== Given exercise ==
Your task is to copy each line that has the word "exponentielle".

== Records for the task ==
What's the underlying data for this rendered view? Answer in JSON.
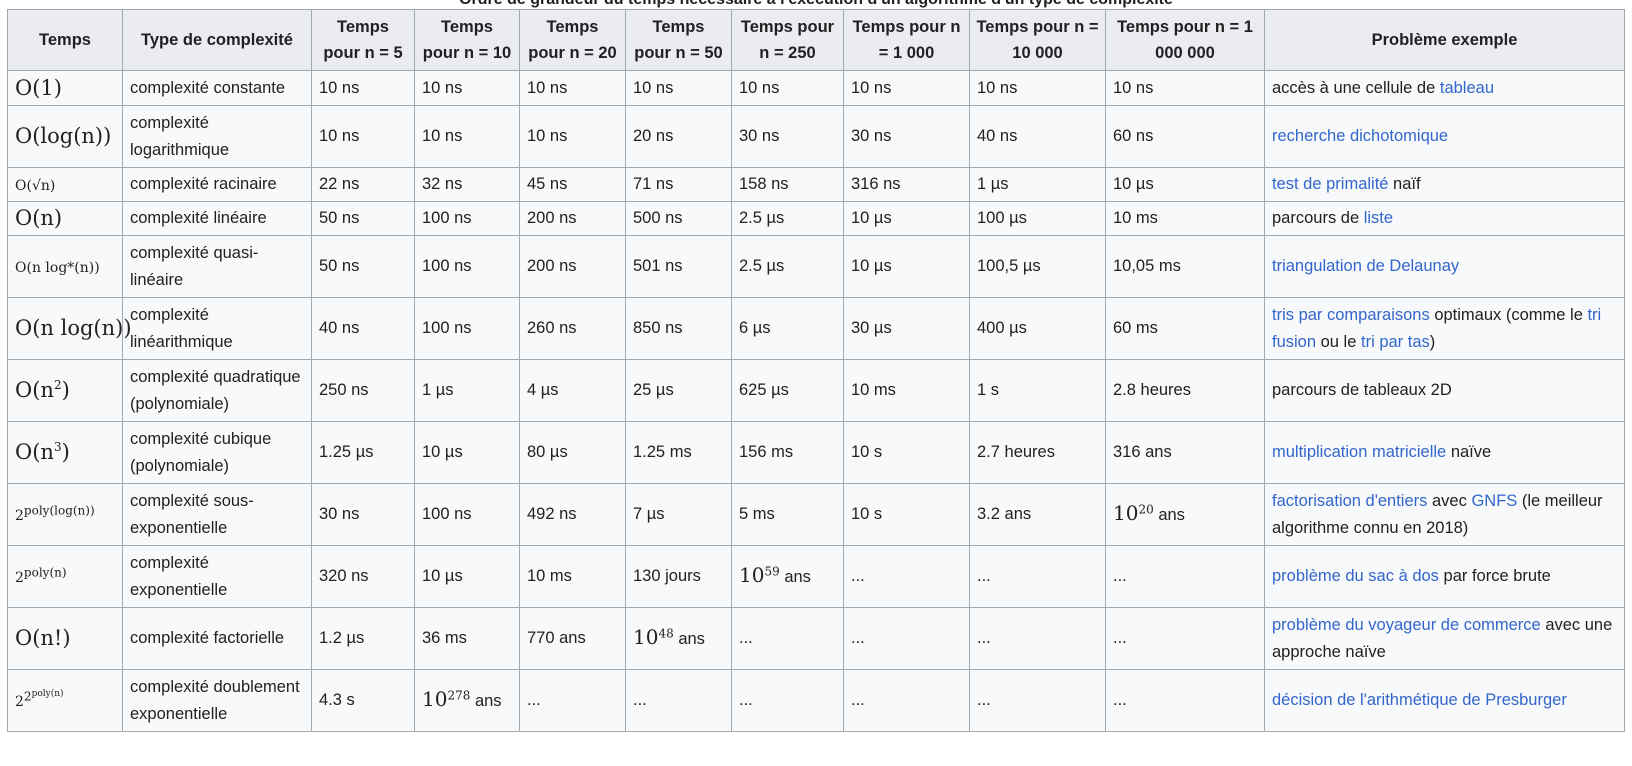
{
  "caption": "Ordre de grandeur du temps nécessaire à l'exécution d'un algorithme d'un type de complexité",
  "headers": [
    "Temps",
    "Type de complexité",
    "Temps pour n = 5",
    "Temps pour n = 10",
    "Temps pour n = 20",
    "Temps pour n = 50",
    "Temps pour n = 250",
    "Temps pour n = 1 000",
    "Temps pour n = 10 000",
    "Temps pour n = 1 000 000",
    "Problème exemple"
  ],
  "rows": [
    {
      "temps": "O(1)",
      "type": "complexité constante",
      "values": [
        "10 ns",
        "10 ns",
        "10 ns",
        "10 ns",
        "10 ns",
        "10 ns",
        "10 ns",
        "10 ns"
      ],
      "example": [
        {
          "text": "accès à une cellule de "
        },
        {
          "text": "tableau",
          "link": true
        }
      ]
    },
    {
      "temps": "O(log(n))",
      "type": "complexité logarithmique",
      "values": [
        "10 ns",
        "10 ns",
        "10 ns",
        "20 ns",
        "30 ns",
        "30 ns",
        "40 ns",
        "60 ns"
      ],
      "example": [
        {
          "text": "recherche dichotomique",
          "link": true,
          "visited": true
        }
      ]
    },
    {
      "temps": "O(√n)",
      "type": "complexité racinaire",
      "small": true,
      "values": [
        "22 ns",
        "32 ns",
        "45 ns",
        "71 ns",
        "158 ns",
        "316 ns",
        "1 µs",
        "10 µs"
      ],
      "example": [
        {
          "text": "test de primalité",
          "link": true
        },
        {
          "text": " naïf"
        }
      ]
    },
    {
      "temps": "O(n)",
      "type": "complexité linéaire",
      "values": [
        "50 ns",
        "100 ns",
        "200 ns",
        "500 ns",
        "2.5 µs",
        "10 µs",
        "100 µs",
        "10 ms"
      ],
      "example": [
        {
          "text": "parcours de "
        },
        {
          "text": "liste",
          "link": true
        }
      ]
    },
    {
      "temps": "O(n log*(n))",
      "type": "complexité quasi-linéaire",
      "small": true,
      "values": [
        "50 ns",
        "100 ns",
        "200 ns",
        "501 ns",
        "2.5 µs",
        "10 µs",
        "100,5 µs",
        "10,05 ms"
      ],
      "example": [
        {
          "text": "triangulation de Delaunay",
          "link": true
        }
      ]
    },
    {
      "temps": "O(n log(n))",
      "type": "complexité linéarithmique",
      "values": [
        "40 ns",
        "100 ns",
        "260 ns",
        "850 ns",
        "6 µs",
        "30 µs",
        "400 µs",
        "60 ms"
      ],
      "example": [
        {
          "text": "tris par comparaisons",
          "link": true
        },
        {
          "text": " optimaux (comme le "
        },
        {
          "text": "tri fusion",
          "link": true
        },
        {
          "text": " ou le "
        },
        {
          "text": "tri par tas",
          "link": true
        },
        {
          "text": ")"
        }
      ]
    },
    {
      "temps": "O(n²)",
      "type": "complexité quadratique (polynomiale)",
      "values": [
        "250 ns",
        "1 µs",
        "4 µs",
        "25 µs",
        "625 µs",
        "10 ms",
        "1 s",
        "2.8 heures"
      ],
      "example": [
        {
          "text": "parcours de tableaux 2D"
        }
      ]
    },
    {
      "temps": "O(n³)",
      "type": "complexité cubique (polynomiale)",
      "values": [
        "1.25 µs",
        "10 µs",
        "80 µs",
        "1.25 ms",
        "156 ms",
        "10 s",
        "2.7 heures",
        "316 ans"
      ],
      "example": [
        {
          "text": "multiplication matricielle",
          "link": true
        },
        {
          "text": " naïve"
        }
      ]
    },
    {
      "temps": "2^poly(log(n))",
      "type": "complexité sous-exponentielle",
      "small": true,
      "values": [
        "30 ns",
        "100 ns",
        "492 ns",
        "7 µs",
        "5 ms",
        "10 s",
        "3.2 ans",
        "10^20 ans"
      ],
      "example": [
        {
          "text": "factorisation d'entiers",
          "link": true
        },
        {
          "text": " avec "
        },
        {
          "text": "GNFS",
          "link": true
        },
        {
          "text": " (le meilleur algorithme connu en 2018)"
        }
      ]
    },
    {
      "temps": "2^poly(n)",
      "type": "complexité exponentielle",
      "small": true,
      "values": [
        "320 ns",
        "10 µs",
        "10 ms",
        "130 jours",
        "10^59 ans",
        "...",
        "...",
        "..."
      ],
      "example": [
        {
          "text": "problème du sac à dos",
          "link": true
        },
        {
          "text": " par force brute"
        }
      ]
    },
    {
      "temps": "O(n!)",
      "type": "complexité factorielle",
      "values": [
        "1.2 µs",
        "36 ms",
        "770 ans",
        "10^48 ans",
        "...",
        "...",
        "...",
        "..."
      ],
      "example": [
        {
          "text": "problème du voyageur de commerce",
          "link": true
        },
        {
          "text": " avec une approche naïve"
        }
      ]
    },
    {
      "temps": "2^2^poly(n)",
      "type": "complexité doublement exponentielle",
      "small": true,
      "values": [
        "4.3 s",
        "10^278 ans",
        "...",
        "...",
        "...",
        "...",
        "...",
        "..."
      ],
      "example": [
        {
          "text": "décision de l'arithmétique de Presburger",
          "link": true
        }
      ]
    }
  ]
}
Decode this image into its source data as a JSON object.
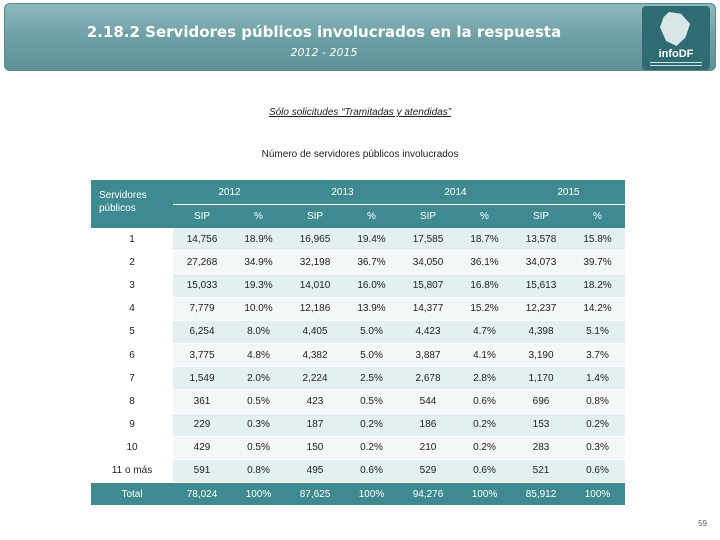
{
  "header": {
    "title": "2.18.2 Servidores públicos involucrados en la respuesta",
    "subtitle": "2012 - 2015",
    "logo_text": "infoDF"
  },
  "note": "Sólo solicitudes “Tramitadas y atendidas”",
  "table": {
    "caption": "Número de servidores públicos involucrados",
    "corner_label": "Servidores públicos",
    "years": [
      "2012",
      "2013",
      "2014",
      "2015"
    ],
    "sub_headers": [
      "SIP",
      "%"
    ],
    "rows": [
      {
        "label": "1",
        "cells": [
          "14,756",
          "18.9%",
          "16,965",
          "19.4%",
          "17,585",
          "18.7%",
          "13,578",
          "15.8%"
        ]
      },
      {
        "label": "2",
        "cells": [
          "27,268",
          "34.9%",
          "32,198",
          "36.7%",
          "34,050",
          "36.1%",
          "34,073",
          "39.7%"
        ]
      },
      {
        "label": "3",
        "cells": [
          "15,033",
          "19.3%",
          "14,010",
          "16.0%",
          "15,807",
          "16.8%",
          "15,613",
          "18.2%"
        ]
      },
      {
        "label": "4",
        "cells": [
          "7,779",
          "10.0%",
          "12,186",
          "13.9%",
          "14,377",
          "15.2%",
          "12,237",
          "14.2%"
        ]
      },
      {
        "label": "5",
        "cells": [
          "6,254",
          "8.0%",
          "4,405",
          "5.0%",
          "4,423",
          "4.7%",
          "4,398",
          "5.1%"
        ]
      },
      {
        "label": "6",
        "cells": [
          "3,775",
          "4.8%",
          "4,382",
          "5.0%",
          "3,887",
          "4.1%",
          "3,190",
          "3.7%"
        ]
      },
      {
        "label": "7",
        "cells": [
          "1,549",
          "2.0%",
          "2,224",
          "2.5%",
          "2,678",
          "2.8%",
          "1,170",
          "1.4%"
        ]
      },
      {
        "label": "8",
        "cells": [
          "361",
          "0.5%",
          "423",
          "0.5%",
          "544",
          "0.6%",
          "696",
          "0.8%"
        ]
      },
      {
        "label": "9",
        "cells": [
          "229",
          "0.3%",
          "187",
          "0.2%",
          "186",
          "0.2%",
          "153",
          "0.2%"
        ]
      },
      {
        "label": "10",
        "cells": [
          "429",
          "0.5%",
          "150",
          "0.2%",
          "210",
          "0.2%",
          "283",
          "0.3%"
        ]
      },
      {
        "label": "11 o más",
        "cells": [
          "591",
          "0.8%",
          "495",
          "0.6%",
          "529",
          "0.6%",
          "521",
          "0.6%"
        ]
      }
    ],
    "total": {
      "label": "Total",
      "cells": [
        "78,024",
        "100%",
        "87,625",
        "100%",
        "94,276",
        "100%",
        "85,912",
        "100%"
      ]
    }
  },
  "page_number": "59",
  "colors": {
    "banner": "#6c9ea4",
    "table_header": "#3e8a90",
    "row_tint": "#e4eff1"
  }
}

==

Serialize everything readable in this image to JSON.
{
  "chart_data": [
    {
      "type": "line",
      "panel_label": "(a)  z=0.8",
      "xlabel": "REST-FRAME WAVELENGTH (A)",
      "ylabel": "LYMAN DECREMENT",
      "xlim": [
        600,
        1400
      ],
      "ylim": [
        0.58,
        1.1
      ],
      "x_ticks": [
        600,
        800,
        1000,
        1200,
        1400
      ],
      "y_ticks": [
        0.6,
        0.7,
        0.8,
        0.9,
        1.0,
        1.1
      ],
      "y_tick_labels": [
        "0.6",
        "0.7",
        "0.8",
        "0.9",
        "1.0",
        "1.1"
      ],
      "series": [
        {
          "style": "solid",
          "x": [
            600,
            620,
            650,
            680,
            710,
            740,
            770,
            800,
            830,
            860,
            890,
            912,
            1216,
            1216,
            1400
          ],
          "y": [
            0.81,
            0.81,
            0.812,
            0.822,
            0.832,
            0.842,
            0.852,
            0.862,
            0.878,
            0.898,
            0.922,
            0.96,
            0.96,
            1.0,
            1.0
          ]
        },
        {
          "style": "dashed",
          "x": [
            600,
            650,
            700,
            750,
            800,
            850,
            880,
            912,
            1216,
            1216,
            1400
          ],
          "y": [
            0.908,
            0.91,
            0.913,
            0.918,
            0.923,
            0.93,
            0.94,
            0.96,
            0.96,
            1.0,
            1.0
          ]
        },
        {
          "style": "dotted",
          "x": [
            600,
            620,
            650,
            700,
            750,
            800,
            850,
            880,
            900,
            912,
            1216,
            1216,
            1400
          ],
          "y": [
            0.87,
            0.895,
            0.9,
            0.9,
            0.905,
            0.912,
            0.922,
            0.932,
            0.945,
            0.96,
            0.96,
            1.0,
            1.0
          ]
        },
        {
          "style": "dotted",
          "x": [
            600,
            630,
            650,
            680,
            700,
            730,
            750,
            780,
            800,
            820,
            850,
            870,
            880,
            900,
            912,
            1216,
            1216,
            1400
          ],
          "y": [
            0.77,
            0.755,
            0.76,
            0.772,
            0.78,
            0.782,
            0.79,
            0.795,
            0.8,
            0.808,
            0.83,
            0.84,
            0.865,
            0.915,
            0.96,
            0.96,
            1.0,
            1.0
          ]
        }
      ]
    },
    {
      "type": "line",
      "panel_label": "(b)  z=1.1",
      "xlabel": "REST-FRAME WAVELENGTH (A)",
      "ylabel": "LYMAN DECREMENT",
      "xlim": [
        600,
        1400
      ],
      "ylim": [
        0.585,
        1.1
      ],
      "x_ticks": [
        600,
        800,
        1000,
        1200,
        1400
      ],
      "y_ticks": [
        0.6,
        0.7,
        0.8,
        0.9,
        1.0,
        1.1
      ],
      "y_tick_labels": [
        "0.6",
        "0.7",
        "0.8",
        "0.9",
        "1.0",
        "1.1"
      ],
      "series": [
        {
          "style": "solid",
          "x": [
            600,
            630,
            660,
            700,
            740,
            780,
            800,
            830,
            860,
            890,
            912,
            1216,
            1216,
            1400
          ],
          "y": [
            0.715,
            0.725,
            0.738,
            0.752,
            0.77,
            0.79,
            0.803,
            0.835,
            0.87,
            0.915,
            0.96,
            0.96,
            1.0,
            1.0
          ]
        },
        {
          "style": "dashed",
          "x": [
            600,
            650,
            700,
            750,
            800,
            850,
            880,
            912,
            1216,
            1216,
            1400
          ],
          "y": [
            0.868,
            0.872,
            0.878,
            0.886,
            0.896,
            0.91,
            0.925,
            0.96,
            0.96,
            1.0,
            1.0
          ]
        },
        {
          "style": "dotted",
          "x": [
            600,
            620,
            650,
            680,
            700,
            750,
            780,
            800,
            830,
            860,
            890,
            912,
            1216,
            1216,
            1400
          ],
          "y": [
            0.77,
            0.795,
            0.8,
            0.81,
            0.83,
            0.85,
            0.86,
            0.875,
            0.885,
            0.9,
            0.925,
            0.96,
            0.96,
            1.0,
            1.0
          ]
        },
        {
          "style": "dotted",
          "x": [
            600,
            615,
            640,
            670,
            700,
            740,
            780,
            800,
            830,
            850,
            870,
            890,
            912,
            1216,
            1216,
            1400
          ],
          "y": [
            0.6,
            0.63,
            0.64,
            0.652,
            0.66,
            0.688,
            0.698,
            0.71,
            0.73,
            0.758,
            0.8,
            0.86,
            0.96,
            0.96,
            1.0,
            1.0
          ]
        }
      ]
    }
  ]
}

== Task answer ==
      "type": "complexité sous-exponentielle",
      "type": "complexité exponentielle",
      "type": "complexité doublement exponentielle",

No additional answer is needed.